■ INFORMATION SUPPLIED ■
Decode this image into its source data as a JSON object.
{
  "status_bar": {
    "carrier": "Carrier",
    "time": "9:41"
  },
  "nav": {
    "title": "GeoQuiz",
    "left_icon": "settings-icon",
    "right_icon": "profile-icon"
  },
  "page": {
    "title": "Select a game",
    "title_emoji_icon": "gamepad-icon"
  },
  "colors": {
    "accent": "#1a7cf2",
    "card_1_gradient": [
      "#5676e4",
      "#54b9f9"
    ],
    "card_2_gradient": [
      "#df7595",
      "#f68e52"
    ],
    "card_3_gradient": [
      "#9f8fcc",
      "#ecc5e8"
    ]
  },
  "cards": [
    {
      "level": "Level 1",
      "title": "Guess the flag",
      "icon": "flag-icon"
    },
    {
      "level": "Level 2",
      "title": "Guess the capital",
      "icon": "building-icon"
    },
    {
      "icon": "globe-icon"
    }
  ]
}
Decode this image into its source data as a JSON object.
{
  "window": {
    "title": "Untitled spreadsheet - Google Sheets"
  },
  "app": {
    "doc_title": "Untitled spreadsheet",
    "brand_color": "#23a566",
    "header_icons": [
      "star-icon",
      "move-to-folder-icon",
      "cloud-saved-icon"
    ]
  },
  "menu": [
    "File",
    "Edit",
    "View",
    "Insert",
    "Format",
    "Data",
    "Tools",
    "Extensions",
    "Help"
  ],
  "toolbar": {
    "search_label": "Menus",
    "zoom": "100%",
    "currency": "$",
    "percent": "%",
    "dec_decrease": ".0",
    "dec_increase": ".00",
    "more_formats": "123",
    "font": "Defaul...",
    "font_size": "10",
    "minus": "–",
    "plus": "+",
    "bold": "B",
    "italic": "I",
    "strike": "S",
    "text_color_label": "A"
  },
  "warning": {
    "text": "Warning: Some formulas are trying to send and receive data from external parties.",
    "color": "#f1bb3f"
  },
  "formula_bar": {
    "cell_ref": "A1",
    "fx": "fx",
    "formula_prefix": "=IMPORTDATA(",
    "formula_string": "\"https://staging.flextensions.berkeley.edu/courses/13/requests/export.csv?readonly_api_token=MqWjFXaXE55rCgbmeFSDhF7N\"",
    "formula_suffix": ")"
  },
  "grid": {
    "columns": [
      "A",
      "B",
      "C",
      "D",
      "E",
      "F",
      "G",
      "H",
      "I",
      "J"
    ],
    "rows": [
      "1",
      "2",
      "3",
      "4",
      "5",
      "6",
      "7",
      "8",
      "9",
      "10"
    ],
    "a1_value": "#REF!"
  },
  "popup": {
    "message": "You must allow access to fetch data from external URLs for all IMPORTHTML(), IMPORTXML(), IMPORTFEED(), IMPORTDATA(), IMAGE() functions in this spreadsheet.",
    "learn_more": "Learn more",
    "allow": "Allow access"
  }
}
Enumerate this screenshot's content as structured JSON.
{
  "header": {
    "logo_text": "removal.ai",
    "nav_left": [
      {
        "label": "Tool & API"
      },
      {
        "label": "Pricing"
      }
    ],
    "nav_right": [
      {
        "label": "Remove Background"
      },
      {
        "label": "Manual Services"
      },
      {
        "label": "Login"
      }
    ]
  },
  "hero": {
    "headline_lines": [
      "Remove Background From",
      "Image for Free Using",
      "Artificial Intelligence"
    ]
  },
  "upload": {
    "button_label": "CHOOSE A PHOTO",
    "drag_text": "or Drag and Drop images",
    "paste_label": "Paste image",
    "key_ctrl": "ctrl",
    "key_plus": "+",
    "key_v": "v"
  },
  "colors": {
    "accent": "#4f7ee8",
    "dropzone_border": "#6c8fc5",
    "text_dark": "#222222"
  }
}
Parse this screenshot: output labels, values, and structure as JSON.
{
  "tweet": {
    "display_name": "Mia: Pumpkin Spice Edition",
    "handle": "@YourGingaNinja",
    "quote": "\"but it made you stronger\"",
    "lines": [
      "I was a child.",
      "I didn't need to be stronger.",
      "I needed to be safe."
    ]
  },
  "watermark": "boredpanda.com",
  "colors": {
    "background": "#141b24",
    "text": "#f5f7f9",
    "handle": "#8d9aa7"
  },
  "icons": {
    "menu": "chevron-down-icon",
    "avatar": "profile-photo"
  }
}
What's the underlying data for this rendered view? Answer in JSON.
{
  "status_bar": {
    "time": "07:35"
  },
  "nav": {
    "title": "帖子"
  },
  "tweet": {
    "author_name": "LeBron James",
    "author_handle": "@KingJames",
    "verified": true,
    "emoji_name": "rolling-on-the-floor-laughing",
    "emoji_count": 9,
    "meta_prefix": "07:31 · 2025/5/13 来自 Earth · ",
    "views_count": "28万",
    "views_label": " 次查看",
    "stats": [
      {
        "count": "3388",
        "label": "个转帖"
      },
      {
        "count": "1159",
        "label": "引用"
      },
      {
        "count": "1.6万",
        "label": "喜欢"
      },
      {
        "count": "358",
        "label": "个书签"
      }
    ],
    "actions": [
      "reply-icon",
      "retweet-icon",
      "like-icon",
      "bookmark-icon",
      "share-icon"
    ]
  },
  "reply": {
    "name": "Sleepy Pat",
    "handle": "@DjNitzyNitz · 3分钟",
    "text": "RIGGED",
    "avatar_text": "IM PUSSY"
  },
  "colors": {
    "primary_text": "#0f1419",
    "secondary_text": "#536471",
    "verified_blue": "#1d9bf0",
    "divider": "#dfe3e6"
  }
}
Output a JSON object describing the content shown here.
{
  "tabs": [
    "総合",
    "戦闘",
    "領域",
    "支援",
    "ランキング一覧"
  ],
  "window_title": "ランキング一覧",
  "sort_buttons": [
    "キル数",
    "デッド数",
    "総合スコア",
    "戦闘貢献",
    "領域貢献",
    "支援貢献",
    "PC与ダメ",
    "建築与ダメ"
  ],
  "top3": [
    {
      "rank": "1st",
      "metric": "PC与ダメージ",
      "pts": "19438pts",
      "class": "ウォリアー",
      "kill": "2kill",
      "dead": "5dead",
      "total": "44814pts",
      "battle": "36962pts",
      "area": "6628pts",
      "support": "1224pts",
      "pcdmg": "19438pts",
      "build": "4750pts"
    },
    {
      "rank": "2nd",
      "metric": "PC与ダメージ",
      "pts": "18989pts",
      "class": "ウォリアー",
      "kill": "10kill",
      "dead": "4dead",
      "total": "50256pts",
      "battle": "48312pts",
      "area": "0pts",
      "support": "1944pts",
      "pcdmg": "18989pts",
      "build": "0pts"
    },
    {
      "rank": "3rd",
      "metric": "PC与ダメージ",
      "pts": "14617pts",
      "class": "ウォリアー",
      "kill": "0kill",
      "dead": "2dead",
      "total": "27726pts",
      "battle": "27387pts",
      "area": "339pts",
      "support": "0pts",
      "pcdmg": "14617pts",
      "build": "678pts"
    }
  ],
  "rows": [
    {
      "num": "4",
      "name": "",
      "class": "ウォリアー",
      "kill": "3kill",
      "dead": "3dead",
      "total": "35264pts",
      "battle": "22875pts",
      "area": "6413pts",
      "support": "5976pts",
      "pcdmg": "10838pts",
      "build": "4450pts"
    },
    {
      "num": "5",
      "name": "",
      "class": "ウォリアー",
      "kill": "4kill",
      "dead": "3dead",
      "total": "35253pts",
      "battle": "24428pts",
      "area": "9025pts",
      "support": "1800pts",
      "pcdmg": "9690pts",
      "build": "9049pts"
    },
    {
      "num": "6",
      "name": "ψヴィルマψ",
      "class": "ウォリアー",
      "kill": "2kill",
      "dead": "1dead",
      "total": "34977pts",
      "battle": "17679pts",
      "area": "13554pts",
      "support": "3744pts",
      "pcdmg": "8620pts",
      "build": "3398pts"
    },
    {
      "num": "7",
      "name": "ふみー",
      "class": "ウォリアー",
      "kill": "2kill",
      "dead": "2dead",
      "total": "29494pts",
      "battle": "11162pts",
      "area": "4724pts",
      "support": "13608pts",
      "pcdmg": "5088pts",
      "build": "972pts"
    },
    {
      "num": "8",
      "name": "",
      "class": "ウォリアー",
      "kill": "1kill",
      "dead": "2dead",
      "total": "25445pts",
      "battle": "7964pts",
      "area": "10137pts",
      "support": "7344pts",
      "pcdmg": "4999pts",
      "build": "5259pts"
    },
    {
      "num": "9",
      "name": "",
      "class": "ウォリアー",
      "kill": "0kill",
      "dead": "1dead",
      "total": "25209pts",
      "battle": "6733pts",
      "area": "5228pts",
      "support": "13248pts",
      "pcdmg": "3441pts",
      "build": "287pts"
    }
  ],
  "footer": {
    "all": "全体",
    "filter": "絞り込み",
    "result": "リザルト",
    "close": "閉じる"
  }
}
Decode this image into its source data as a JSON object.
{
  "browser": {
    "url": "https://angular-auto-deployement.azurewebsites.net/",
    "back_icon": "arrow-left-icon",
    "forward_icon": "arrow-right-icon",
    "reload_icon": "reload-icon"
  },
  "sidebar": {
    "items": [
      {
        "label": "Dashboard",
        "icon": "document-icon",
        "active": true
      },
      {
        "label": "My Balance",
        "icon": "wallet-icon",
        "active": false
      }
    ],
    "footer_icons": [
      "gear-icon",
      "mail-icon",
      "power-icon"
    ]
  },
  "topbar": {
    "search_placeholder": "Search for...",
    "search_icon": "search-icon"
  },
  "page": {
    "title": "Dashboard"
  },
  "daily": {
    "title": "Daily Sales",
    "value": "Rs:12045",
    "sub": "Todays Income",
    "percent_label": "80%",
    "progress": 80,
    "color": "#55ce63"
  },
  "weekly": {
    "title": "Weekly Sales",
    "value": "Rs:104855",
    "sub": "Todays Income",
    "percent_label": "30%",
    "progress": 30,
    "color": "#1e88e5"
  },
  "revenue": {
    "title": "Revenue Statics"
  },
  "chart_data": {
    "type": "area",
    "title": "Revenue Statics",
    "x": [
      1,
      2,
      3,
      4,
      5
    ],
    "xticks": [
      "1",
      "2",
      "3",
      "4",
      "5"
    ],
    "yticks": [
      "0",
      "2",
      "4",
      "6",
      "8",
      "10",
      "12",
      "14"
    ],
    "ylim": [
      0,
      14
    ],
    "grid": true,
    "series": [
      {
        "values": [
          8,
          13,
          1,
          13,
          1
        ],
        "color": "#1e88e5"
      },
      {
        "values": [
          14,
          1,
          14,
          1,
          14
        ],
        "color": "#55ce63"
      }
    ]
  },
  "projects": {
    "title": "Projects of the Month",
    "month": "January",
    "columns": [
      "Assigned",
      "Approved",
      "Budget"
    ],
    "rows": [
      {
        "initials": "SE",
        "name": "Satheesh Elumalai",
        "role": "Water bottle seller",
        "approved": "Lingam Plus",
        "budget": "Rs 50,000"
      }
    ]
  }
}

■ STATED EXERCISE ■
Return the lines of the records that include the string "external".

■ OUTPUT OF THE TASK ■
    "text": "Warning: Some formulas are trying to send and receive data from external parties.",
    "message": "You must allow access to fetch data from external URLs for all IMPORTHTML(), IMPORTXML(), IMPORTFEED(), IMPORTDATA(), IMAGE() functions in this spreadsheet.",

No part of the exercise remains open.